_What you have to do:_ The answer is one number: how many lines hold the string "dalam".

_Data supplied:_
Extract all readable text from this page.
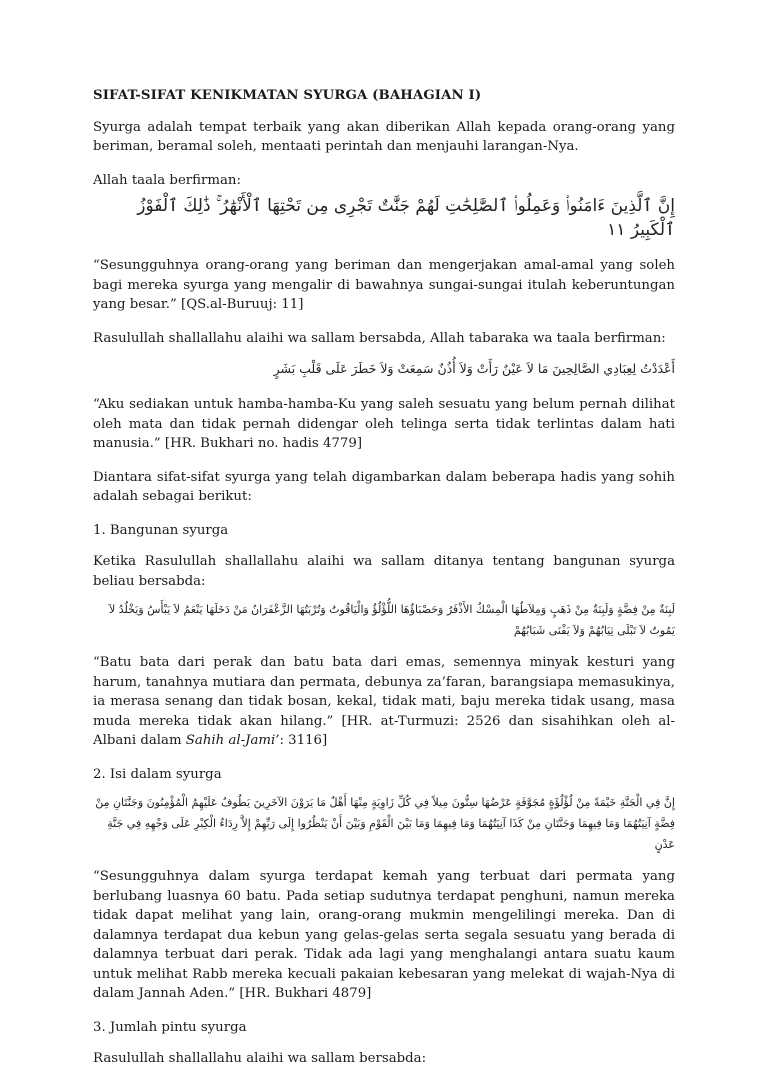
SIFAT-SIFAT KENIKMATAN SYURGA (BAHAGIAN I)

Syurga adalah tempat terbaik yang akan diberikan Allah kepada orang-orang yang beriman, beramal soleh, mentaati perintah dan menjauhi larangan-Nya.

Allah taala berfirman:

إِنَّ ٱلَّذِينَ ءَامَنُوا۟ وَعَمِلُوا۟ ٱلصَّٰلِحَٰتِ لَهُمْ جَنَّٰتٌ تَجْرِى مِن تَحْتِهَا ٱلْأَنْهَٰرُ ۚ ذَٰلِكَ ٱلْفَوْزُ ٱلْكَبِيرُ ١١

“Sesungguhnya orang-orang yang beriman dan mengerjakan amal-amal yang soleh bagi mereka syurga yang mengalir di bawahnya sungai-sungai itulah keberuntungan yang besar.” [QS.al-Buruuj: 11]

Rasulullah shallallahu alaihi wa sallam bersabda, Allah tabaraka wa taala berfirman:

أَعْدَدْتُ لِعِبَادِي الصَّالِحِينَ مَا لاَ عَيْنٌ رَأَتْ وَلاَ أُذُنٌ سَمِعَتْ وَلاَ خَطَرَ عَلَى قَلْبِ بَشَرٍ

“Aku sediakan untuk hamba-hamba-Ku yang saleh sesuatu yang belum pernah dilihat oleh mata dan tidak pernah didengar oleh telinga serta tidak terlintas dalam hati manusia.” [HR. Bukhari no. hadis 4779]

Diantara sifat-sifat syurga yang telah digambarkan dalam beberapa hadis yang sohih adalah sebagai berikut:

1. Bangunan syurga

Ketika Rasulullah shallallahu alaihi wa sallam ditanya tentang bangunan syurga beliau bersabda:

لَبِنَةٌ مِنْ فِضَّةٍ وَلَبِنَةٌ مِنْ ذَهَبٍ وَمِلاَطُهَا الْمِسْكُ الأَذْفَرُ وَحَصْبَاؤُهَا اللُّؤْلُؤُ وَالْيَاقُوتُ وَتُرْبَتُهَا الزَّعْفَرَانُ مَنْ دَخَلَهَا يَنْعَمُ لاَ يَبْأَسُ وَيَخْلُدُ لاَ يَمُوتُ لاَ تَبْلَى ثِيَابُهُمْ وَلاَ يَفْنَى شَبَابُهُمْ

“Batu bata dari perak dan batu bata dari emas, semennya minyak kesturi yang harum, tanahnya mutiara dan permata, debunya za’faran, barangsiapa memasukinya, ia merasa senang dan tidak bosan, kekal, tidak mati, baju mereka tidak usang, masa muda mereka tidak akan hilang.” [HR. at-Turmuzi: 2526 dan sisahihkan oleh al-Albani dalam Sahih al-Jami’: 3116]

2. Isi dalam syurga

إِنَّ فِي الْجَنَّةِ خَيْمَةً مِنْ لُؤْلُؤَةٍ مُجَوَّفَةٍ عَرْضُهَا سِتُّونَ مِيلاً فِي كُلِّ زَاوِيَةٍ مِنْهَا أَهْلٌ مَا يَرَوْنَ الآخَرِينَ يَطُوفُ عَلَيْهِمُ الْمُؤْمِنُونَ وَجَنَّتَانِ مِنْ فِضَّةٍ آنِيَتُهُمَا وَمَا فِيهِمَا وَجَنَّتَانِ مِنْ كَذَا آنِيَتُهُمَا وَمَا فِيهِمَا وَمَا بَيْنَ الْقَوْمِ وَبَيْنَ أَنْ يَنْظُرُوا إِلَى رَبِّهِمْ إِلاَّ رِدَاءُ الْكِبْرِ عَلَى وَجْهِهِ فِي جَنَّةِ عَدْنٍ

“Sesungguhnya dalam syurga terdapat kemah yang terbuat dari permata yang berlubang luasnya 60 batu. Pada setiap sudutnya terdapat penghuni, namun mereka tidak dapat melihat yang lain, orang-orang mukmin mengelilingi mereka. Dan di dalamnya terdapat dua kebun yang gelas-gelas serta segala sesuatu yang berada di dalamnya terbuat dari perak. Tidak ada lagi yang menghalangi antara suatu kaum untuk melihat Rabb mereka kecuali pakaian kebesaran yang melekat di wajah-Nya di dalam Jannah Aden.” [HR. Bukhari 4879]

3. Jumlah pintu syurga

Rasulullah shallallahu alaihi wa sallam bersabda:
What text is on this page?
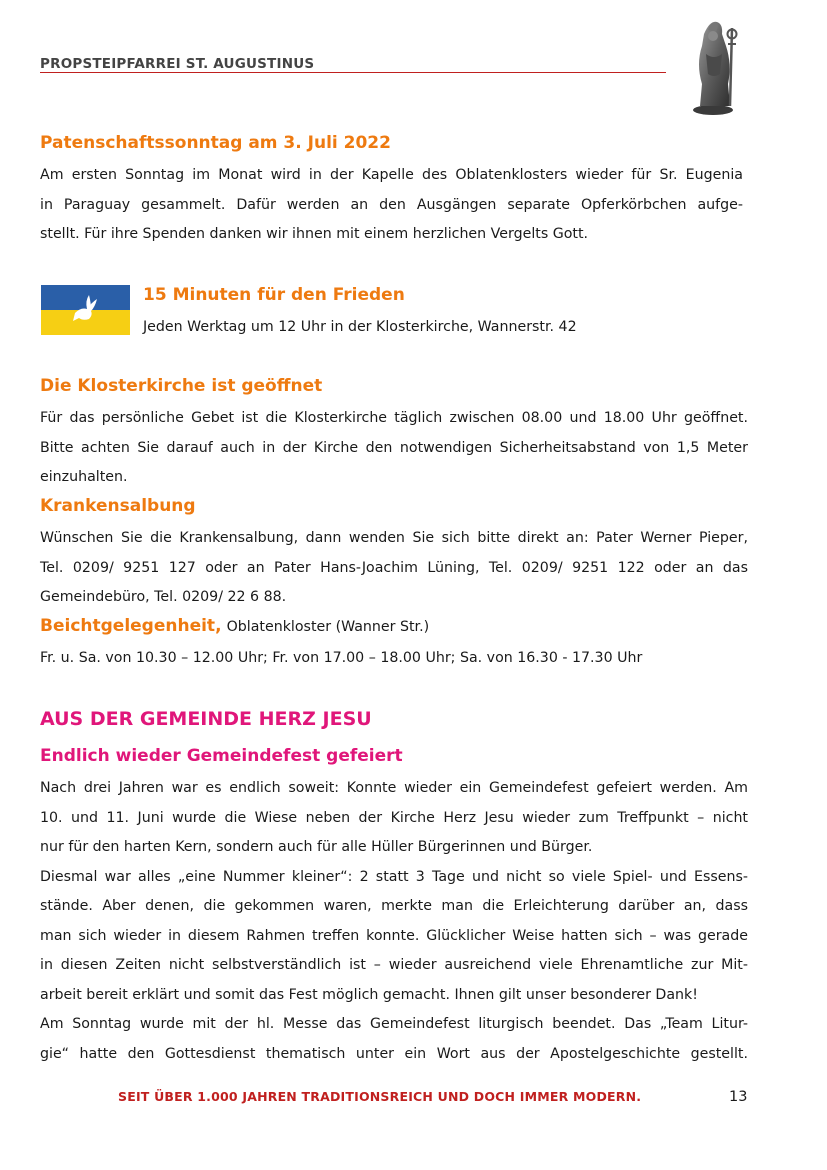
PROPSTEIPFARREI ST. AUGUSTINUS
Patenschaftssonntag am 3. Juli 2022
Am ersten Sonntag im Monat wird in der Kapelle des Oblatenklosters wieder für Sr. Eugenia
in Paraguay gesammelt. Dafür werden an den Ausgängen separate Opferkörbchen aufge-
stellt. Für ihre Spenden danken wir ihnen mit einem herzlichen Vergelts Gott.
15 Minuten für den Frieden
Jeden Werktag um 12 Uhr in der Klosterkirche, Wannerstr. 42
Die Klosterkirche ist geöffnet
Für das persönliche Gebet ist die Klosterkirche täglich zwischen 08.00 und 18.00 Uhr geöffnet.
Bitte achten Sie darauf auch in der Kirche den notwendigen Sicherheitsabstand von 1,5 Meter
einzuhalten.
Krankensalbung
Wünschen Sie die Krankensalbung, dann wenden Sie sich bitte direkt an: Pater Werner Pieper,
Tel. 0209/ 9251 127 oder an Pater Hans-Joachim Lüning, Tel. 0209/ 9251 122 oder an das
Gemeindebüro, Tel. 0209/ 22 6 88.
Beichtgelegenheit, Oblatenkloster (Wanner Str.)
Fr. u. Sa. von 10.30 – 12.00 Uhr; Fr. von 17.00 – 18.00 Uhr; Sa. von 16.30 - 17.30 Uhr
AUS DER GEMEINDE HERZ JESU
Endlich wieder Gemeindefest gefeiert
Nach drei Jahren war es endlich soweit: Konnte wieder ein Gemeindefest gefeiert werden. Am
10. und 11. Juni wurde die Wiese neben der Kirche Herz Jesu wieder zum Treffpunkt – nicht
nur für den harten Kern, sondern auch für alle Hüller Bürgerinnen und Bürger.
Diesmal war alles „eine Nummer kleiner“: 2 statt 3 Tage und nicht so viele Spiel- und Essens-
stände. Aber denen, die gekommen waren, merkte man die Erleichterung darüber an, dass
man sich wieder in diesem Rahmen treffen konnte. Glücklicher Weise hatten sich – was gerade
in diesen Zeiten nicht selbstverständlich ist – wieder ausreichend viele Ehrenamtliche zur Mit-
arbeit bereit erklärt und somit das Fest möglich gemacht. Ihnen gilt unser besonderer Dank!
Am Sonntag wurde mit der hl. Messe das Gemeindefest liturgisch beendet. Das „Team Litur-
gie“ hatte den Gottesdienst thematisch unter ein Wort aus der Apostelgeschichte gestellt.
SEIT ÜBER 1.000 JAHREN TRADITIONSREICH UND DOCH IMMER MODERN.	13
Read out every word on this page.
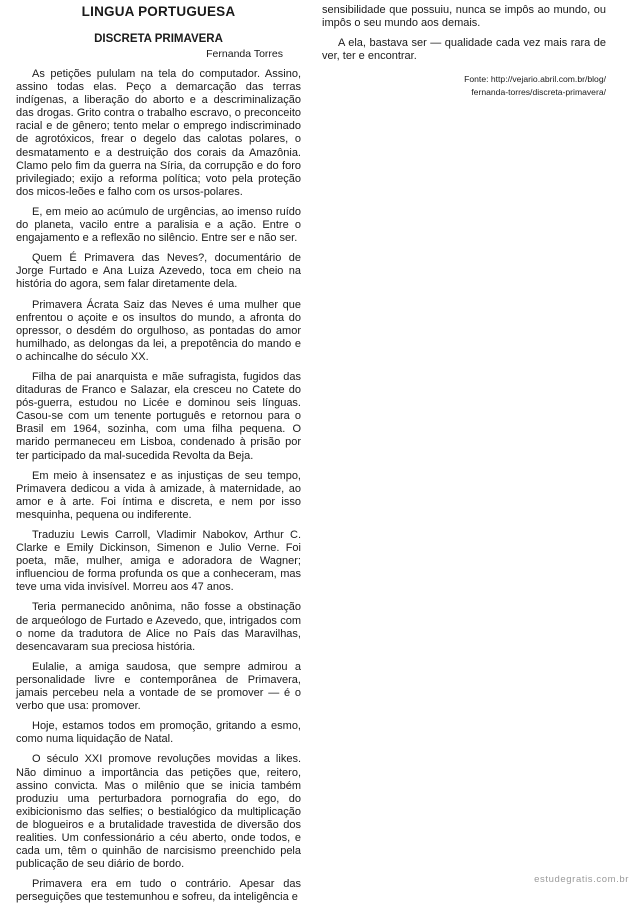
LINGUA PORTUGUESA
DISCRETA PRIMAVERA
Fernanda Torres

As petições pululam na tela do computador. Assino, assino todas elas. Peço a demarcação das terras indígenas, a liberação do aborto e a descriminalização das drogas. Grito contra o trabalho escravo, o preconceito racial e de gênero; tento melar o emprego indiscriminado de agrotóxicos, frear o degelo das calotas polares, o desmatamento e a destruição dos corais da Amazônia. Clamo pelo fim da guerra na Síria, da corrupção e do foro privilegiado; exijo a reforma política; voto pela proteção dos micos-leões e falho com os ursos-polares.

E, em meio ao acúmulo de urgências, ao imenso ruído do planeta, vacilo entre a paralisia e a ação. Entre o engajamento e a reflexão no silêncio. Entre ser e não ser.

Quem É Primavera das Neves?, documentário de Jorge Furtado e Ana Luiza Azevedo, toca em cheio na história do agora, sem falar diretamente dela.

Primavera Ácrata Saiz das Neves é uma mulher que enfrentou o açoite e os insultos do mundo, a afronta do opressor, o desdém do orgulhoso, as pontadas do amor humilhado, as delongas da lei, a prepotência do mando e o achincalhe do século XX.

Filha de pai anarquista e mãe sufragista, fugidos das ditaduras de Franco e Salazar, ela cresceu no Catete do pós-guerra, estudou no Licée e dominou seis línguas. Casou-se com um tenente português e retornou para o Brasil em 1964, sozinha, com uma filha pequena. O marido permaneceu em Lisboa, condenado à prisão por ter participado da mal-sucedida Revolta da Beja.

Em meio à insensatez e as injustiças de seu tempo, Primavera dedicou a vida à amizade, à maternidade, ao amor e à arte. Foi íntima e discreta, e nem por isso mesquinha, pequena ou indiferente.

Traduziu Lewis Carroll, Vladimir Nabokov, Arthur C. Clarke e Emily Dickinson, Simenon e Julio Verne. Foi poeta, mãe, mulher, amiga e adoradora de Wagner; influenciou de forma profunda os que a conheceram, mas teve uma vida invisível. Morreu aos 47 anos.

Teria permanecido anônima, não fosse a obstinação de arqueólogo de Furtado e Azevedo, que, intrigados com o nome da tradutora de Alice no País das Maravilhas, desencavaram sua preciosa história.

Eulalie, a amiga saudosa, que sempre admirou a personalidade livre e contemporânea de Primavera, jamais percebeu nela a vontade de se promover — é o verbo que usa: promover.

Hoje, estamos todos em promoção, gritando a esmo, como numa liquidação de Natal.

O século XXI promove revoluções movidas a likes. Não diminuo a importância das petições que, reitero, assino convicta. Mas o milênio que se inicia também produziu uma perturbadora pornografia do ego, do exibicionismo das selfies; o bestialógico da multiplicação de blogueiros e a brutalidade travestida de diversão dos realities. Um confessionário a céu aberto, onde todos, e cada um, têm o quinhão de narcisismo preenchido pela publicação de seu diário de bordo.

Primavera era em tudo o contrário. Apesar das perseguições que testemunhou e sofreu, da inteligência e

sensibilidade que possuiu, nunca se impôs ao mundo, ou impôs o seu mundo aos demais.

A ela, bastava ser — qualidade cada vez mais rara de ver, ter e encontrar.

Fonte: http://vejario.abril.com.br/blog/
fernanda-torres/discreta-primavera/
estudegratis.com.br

_Expected answer:_ 5